— START EXTRACTED INFORMATION —

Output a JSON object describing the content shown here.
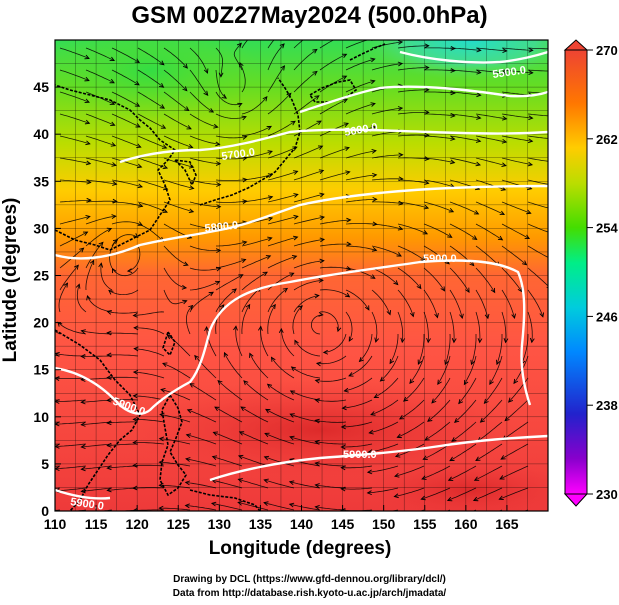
{
  "title": "GSM 00Z27May2024 (500.0hPa)",
  "x_axis": {
    "label": "Longitude (degrees)",
    "ticks": [
      "110",
      "115",
      "120",
      "125",
      "130",
      "135",
      "140",
      "145",
      "150",
      "155",
      "160",
      "165"
    ],
    "range": [
      110,
      170
    ]
  },
  "y_axis": {
    "label": "Latitude  (degrees)",
    "ticks": [
      "0",
      "5",
      "10",
      "15",
      "20",
      "25",
      "30",
      "35",
      "40",
      "45"
    ],
    "range": [
      0,
      50
    ]
  },
  "colorbar": {
    "ticks": [
      "230",
      "238",
      "246",
      "254",
      "262",
      "270"
    ],
    "range": [
      230,
      270
    ],
    "colors": [
      "#ff00ff",
      "#8800cc",
      "#2222cc",
      "#0066ff",
      "#00bbdd",
      "#00ee99",
      "#44dd00",
      "#aadd00",
      "#ffcc00",
      "#ff8800",
      "#ff5522",
      "#ee4433"
    ]
  },
  "contours": [
    {
      "label": "5500.0",
      "color": "#ffffff"
    },
    {
      "label": "5600.0",
      "color": "#ffffff"
    },
    {
      "label": "5700.0",
      "color": "#ffffff"
    },
    {
      "label": "5800.0",
      "color": "#ffffff"
    },
    {
      "label": "5900.0",
      "color": "#ffffff"
    },
    {
      "label": "5900.0",
      "color": "#ffffff"
    },
    {
      "label": "5900.0",
      "color": "#ffffff"
    },
    {
      "label": "5900.0",
      "color": "#ffffff"
    }
  ],
  "credits": {
    "line1": "Drawing by DCL (https://www.gfd-dennou.org/library/dcl/)",
    "line2": "Data from http://database.rish.kyoto-u.ac.jp/arch/jmadata/"
  }
}
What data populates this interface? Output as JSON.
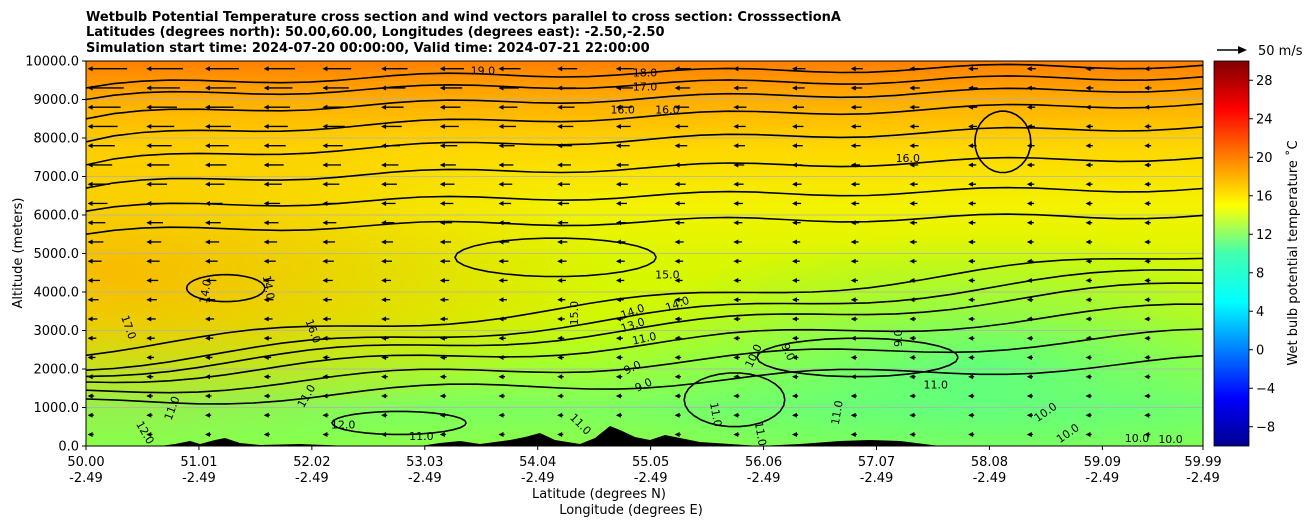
{
  "chart_data": {
    "type": "heatmap",
    "title_lines": [
      "Wetbulb Potential Temperature cross section and wind vectors parallel to cross section: CrosssectionA",
      "Latitudes (degrees north): 50.00,60.00, Longitudes (degrees east): -2.50,-2.50",
      "Simulation start time: 2024-07-20 00:00:00, Valid time: 2024-07-21 22:00:00"
    ],
    "xlabel_lines": [
      "Latitude (degrees N)",
      "Longitude (degrees E)"
    ],
    "ylabel": "Altitude (meters)",
    "x_ticks": [
      {
        "lat": "50.00",
        "lon": "-2.49"
      },
      {
        "lat": "51.01",
        "lon": "-2.49"
      },
      {
        "lat": "52.02",
        "lon": "-2.49"
      },
      {
        "lat": "53.03",
        "lon": "-2.49"
      },
      {
        "lat": "54.04",
        "lon": "-2.49"
      },
      {
        "lat": "55.05",
        "lon": "-2.49"
      },
      {
        "lat": "56.06",
        "lon": "-2.49"
      },
      {
        "lat": "57.07",
        "lon": "-2.49"
      },
      {
        "lat": "58.08",
        "lon": "-2.49"
      },
      {
        "lat": "59.09",
        "lon": "-2.49"
      },
      {
        "lat": "59.99",
        "lon": "-2.49"
      }
    ],
    "xlim": [
      50.0,
      59.99
    ],
    "y_ticks": [
      0,
      1000,
      2000,
      3000,
      4000,
      5000,
      6000,
      7000,
      8000,
      9000,
      10000
    ],
    "y_tick_labels": [
      "0.0",
      "1000.0",
      "2000.0",
      "3000.0",
      "4000.0",
      "5000.0",
      "6000.0",
      "7000.0",
      "8000.0",
      "9000.0",
      "10000.0"
    ],
    "ylim": [
      0,
      10000
    ],
    "grid": "horizontal",
    "colorbar": {
      "label": "Wet bulb potential temperature ˚C",
      "range": [
        -10,
        30
      ],
      "ticks": [
        -8,
        -4,
        0,
        4,
        8,
        12,
        16,
        20,
        24,
        28
      ],
      "colormap": "jet"
    },
    "quiver_key": {
      "label": "50 m/s",
      "value": 50
    },
    "contour_levels": [
      9,
      10,
      11,
      12,
      13,
      14,
      15,
      16,
      17,
      18,
      19
    ],
    "contour_labels": [
      {
        "text": "19.0",
        "lat": 53.55,
        "alt": 9650,
        "rot": 0
      },
      {
        "text": "18.0",
        "lat": 55.0,
        "alt": 9600,
        "rot": 0
      },
      {
        "text": "17.0",
        "lat": 55.0,
        "alt": 9230,
        "rot": 0
      },
      {
        "text": "16.0",
        "lat": 54.8,
        "alt": 8630,
        "rot": 0
      },
      {
        "text": "16.0",
        "lat": 55.2,
        "alt": 8630,
        "rot": 0
      },
      {
        "text": "16.0",
        "lat": 57.35,
        "alt": 7380,
        "rot": 0
      },
      {
        "text": "15.0",
        "lat": 55.2,
        "alt": 4350,
        "rot": 0
      },
      {
        "text": "15.0",
        "lat": 54.4,
        "alt": 3450,
        "rot": -90
      },
      {
        "text": "14.0",
        "lat": 54.9,
        "alt": 3400,
        "rot": -20
      },
      {
        "text": "14.0",
        "lat": 55.3,
        "alt": 3600,
        "rot": -20
      },
      {
        "text": "13.0",
        "lat": 54.9,
        "alt": 3050,
        "rot": -18
      },
      {
        "text": "11.0",
        "lat": 55.0,
        "alt": 2700,
        "rot": -12
      },
      {
        "text": "10.0",
        "lat": 56.0,
        "alt": 2300,
        "rot": -65
      },
      {
        "text": "9.0",
        "lat": 56.25,
        "alt": 2400,
        "rot": 65
      },
      {
        "text": "9.0",
        "lat": 57.3,
        "alt": 2800,
        "rot": -90
      },
      {
        "text": "9.0",
        "lat": 54.9,
        "alt": 1950,
        "rot": -25
      },
      {
        "text": "9.0",
        "lat": 55.0,
        "alt": 1500,
        "rot": -25
      },
      {
        "text": "11.0",
        "lat": 57.6,
        "alt": 1500,
        "rot": 0
      },
      {
        "text": "10.0",
        "lat": 58.6,
        "alt": 800,
        "rot": -35
      },
      {
        "text": "10.0",
        "lat": 58.8,
        "alt": 250,
        "rot": -35
      },
      {
        "text": "10.0",
        "lat": 59.4,
        "alt": 100,
        "rot": 0
      },
      {
        "text": "10.0",
        "lat": 59.7,
        "alt": 80,
        "rot": 0
      },
      {
        "text": "11.0",
        "lat": 55.6,
        "alt": 800,
        "rot": 80
      },
      {
        "text": "11.0",
        "lat": 56.0,
        "alt": 300,
        "rot": 80
      },
      {
        "text": "11.0",
        "lat": 56.75,
        "alt": 850,
        "rot": -80
      },
      {
        "text": "17.0",
        "lat": 50.35,
        "alt": 3050,
        "rot": 70
      },
      {
        "text": "14.0",
        "lat": 51.1,
        "alt": 4000,
        "rot": -80
      },
      {
        "text": "14.0",
        "lat": 51.6,
        "alt": 4100,
        "rot": 80
      },
      {
        "text": "16.0",
        "lat": 52.0,
        "alt": 2950,
        "rot": 70
      },
      {
        "text": "11.0",
        "lat": 52.0,
        "alt": 1250,
        "rot": -60
      },
      {
        "text": "12.0",
        "lat": 52.3,
        "alt": 450,
        "rot": 0
      },
      {
        "text": "11.0",
        "lat": 50.8,
        "alt": 950,
        "rot": -70
      },
      {
        "text": "12.0",
        "lat": 50.5,
        "alt": 300,
        "rot": 60
      },
      {
        "text": "11.0",
        "lat": 53.0,
        "alt": 150,
        "rot": 0
      },
      {
        "text": "11.0",
        "lat": 54.4,
        "alt": 500,
        "rot": 45
      }
    ]
  }
}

— END EXTRACTED INFORMATION —

EXERCISE PROMPT: Go through the entries above and output them exactly, without pictures.

THE REPLY:
Output a JSON object describing the content shown here.
{
  "title": "GSM 00Z27May2024 (500.0hPa)",
  "x_axis": {
    "label": "Longitude (degrees)",
    "ticks": [
      "110",
      "115",
      "120",
      "125",
      "130",
      "135",
      "140",
      "145",
      "150",
      "155",
      "160",
      "165"
    ],
    "range": [
      110,
      170
    ]
  },
  "y_axis": {
    "label": "Latitude  (degrees)",
    "ticks": [
      "0",
      "5",
      "10",
      "15",
      "20",
      "25",
      "30",
      "35",
      "40",
      "45"
    ],
    "range": [
      0,
      50
    ]
  },
  "colorbar": {
    "ticks": [
      "230",
      "238",
      "246",
      "254",
      "262",
      "270"
    ],
    "range": [
      230,
      270
    ],
    "colors": [
      "#ff00ff",
      "#8800cc",
      "#2222cc",
      "#0066ff",
      "#00bbdd",
      "#00ee99",
      "#44dd00",
      "#aadd00",
      "#ffcc00",
      "#ff8800",
      "#ff5522",
      "#ee4433"
    ]
  },
  "contours": [
    {
      "label": "5500.0",
      "color": "#ffffff"
    },
    {
      "label": "5600.0",
      "color": "#ffffff"
    },
    {
      "label": "5700.0",
      "color": "#ffffff"
    },
    {
      "label": "5800.0",
      "color": "#ffffff"
    },
    {
      "label": "5900.0",
      "color": "#ffffff"
    },
    {
      "label": "5900.0",
      "color": "#ffffff"
    },
    {
      "label": "5900.0",
      "color": "#ffffff"
    },
    {
      "label": "5900.0",
      "color": "#ffffff"
    }
  ],
  "credits": {
    "line1": "Drawing by DCL (https://www.gfd-dennou.org/library/dcl/)",
    "line2": "Data from http://database.rish.kyoto-u.ac.jp/arch/jmadata/"
  }
}
What data populates this interface? Output as JSON.
{
  "chart_data": {
    "type": "heatmap",
    "title_lines": [
      "Wetbulb Potential Temperature cross section and wind vectors parallel to cross section: CrosssectionA",
      "Latitudes (degrees north): 50.00,60.00, Longitudes (degrees east): -2.50,-2.50",
      "Simulation start time: 2024-07-20 00:00:00, Valid time: 2024-07-21 22:00:00"
    ],
    "xlabel_lines": [
      "Latitude (degrees N)",
      "Longitude (degrees E)"
    ],
    "ylabel": "Altitude (meters)",
    "x_ticks": [
      {
        "lat": "50.00",
        "lon": "-2.49"
      },
      {
        "lat": "51.01",
        "lon": "-2.49"
      },
      {
        "lat": "52.02",
        "lon": "-2.49"
      },
      {
        "lat": "53.03",
        "lon": "-2.49"
      },
      {
        "lat": "54.04",
        "lon": "-2.49"
      },
      {
        "lat": "55.05",
        "lon": "-2.49"
      },
      {
        "lat": "56.06",
        "lon": "-2.49"
      },
      {
        "lat": "57.07",
        "lon": "-2.49"
      },
      {
        "lat": "58.08",
        "lon": "-2.49"
      },
      {
        "lat": "59.09",
        "lon": "-2.49"
      },
      {
        "lat": "59.99",
        "lon": "-2.49"
      }
    ],
    "xlim": [
      50.0,
      59.99
    ],
    "y_ticks": [
      0,
      1000,
      2000,
      3000,
      4000,
      5000,
      6000,
      7000,
      8000,
      9000,
      10000
    ],
    "y_tick_labels": [
      "0.0",
      "1000.0",
      "2000.0",
      "3000.0",
      "4000.0",
      "5000.0",
      "6000.0",
      "7000.0",
      "8000.0",
      "9000.0",
      "10000.0"
    ],
    "ylim": [
      0,
      10000
    ],
    "grid": "horizontal",
    "colorbar": {
      "label": "Wet bulb potential temperature ˚C",
      "range": [
        -10,
        30
      ],
      "ticks": [
        -8,
        -4,
        0,
        4,
        8,
        12,
        16,
        20,
        24,
        28
      ],
      "colormap": "jet"
    },
    "quiver_key": {
      "label": "50 m/s",
      "value": 50
    },
    "contour_levels": [
      9,
      10,
      11,
      12,
      13,
      14,
      15,
      16,
      17,
      18,
      19
    ],
    "contour_labels": [
      {
        "text": "19.0",
        "lat": 53.55,
        "alt": 9650,
        "rot": 0
      },
      {
        "text": "18.0",
        "lat": 55.0,
        "alt": 9600,
        "rot": 0
      },
      {
        "text": "17.0",
        "lat": 55.0,
        "alt": 9230,
        "rot": 0
      },
      {
        "text": "16.0",
        "lat": 54.8,
        "alt": 8630,
        "rot": 0
      },
      {
        "text": "16.0",
        "lat": 55.2,
        "alt": 8630,
        "rot": 0
      },
      {
        "text": "16.0",
        "lat": 57.35,
        "alt": 7380,
        "rot": 0
      },
      {
        "text": "15.0",
        "lat": 55.2,
        "alt": 4350,
        "rot": 0
      },
      {
        "text": "15.0",
        "lat": 54.4,
        "alt": 3450,
        "rot": -90
      },
      {
        "text": "14.0",
        "lat": 54.9,
        "alt": 3400,
        "rot": -20
      },
      {
        "text": "14.0",
        "lat": 55.3,
        "alt": 3600,
        "rot": -20
      },
      {
        "text": "13.0",
        "lat": 54.9,
        "alt": 3050,
        "rot": -18
      },
      {
        "text": "11.0",
        "lat": 55.0,
        "alt": 2700,
        "rot": -12
      },
      {
        "text": "10.0",
        "lat": 56.0,
        "alt": 2300,
        "rot": -65
      },
      {
        "text": "9.0",
        "lat": 56.25,
        "alt": 2400,
        "rot": 65
      },
      {
        "text": "9.0",
        "lat": 57.3,
        "alt": 2800,
        "rot": -90
      },
      {
        "text": "9.0",
        "lat": 54.9,
        "alt": 1950,
        "rot": -25
      },
      {
        "text": "9.0",
        "lat": 55.0,
        "alt": 1500,
        "rot": -25
      },
      {
        "text": "11.0",
        "lat": 57.6,
        "alt": 1500,
        "rot": 0
      },
      {
        "text": "10.0",
        "lat": 58.6,
        "alt": 800,
        "rot": -35
      },
      {
        "text": "10.0",
        "lat": 58.8,
        "alt": 250,
        "rot": -35
      },
      {
        "text": "10.0",
        "lat": 59.4,
        "alt": 100,
        "rot": 0
      },
      {
        "text": "10.0",
        "lat": 59.7,
        "alt": 80,
        "rot": 0
      },
      {
        "text": "11.0",
        "lat": 55.6,
        "alt": 800,
        "rot": 80
      },
      {
        "text": "11.0",
        "lat": 56.0,
        "alt": 300,
        "rot": 80
      },
      {
        "text": "11.0",
        "lat": 56.75,
        "alt": 850,
        "rot": -80
      },
      {
        "text": "17.0",
        "lat": 50.35,
        "alt": 3050,
        "rot": 70
      },
      {
        "text": "14.0",
        "lat": 51.1,
        "alt": 4000,
        "rot": -80
      },
      {
        "text": "14.0",
        "lat": 51.6,
        "alt": 4100,
        "rot": 80
      },
      {
        "text": "16.0",
        "lat": 52.0,
        "alt": 2950,
        "rot": 70
      },
      {
        "text": "11.0",
        "lat": 52.0,
        "alt": 1250,
        "rot": -60
      },
      {
        "text": "12.0",
        "lat": 52.3,
        "alt": 450,
        "rot": 0
      },
      {
        "text": "11.0",
        "lat": 50.8,
        "alt": 950,
        "rot": -70
      },
      {
        "text": "12.0",
        "lat": 50.5,
        "alt": 300,
        "rot": 60
      },
      {
        "text": "11.0",
        "lat": 53.0,
        "alt": 150,
        "rot": 0
      },
      {
        "text": "11.0",
        "lat": 54.4,
        "alt": 500,
        "rot": 45
      }
    ]
  }
}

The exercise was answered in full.